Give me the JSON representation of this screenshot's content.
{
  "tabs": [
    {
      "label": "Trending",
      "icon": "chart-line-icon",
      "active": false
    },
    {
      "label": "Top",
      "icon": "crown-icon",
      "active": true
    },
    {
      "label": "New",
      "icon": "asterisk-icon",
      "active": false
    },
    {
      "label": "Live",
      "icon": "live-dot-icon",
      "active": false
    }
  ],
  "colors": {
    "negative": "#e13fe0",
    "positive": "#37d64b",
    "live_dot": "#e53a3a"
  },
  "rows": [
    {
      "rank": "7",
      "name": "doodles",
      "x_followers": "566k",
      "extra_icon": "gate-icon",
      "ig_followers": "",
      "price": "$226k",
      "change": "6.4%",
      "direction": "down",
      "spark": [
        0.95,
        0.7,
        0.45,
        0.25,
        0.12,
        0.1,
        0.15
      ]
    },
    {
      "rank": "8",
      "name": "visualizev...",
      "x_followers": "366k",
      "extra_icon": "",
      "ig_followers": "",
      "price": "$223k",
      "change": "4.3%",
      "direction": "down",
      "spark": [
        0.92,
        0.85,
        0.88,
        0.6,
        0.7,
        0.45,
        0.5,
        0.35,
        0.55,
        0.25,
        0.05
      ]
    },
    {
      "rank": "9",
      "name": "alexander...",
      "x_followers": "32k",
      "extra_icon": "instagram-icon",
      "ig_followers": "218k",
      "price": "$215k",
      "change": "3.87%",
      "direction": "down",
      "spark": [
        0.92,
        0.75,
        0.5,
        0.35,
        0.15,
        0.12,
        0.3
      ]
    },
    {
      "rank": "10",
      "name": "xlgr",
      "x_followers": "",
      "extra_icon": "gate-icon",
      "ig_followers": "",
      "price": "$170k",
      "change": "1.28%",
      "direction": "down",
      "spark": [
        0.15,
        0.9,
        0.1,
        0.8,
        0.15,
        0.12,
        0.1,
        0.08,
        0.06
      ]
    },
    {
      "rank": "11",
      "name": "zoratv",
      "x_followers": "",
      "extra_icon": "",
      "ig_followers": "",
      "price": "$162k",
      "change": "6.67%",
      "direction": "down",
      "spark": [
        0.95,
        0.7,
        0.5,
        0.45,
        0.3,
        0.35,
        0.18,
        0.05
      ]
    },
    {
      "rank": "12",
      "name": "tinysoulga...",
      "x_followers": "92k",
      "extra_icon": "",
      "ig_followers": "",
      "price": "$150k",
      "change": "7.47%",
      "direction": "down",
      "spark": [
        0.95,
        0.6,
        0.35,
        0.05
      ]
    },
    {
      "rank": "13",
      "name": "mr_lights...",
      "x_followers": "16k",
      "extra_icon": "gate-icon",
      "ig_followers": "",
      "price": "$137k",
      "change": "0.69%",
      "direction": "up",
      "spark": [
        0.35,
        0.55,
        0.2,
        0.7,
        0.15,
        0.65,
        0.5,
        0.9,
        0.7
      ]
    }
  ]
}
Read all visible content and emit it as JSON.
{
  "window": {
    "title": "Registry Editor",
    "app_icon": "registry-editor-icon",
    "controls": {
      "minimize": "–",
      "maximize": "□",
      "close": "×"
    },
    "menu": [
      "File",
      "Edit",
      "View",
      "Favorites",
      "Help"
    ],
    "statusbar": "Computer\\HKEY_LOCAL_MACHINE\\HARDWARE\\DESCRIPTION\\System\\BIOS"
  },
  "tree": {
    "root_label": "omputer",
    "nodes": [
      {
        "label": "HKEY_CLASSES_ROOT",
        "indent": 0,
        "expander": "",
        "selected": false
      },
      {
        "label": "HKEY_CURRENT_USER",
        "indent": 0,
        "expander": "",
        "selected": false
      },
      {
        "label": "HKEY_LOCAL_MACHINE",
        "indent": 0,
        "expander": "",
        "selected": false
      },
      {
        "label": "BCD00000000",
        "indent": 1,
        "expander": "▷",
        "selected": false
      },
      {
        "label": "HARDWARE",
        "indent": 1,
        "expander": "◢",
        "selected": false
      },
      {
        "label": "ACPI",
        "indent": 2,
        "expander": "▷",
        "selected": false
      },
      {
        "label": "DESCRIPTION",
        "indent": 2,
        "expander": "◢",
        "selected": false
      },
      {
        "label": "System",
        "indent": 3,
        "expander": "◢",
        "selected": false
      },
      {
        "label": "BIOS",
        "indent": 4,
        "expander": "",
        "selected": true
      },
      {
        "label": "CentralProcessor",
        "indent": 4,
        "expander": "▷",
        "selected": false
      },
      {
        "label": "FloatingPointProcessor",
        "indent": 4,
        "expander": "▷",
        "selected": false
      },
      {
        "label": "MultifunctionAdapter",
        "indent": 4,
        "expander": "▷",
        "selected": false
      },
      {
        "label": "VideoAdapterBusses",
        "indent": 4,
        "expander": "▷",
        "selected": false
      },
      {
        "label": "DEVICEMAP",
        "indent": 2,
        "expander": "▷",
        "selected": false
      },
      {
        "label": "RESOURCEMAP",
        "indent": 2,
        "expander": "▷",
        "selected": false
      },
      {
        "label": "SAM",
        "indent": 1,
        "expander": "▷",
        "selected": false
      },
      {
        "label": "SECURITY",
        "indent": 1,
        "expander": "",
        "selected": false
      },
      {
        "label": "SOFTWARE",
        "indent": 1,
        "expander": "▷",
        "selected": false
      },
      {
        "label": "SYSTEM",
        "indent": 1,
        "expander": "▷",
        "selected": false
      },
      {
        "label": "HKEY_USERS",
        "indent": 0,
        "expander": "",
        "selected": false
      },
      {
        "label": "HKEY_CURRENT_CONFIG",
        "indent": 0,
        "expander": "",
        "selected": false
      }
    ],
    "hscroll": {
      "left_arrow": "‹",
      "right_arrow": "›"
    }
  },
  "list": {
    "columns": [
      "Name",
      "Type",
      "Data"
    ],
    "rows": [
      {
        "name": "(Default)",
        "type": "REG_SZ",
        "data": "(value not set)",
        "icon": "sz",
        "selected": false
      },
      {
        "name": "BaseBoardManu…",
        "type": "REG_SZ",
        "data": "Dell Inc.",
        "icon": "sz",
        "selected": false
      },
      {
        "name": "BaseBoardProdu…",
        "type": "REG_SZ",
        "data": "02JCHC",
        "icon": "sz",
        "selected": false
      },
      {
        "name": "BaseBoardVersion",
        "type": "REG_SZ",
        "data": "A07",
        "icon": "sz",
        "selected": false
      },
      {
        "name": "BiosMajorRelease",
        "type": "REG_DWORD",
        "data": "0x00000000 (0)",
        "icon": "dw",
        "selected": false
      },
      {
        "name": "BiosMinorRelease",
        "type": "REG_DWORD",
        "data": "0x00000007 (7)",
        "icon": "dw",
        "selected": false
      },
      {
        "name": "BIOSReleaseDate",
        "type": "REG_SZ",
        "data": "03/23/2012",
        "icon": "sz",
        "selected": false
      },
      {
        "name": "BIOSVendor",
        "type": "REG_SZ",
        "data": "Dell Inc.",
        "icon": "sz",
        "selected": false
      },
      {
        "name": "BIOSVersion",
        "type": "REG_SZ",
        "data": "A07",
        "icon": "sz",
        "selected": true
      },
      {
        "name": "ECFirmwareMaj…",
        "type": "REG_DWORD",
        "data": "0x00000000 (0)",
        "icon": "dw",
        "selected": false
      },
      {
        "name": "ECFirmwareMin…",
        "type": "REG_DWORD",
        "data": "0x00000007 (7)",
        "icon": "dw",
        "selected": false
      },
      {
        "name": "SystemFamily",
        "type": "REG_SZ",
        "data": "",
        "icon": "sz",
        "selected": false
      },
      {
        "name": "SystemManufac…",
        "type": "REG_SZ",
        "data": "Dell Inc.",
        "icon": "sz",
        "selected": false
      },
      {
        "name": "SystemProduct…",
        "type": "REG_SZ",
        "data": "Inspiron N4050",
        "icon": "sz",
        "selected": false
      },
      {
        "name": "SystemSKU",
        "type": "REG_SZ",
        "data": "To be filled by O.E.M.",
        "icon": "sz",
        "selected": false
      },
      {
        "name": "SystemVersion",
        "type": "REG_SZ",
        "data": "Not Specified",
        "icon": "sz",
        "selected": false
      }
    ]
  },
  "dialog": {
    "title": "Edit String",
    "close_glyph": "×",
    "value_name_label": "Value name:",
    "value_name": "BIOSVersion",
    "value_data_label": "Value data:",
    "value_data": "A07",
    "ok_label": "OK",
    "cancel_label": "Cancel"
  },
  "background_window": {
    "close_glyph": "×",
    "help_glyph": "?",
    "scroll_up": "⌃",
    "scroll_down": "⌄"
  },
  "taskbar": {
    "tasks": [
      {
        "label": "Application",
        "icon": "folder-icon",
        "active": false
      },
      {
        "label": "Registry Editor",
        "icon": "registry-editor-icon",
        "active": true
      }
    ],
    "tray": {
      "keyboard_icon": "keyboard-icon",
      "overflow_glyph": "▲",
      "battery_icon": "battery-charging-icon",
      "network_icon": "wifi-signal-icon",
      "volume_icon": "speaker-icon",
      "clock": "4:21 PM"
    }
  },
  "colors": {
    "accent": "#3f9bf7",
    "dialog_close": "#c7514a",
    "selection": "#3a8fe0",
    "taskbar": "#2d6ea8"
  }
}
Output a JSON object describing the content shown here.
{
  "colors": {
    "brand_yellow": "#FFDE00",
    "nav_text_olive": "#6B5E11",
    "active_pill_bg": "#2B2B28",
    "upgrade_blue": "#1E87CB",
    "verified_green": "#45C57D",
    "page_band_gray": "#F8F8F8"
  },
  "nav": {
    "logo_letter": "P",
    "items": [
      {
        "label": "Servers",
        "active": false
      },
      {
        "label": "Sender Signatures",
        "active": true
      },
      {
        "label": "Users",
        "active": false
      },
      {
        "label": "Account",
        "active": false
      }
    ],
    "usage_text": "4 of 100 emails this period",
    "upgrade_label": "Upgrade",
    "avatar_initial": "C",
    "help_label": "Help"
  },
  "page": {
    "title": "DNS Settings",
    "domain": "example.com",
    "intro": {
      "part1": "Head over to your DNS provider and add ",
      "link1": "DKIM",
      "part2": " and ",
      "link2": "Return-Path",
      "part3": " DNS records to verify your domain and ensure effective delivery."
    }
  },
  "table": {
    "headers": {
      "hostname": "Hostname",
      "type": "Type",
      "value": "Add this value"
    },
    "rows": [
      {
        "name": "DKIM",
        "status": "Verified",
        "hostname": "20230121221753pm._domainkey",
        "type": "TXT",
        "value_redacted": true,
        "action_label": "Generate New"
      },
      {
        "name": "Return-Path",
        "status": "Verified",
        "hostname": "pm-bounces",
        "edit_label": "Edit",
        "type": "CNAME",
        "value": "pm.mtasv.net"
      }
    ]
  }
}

> [GIVEN INSTRUCTION]:
From the data, collect all lines where the string "BIOSVersion" appears.

> [RESULT]:
        "name": "BIOSVersion",
    "value_name": "BIOSVersion",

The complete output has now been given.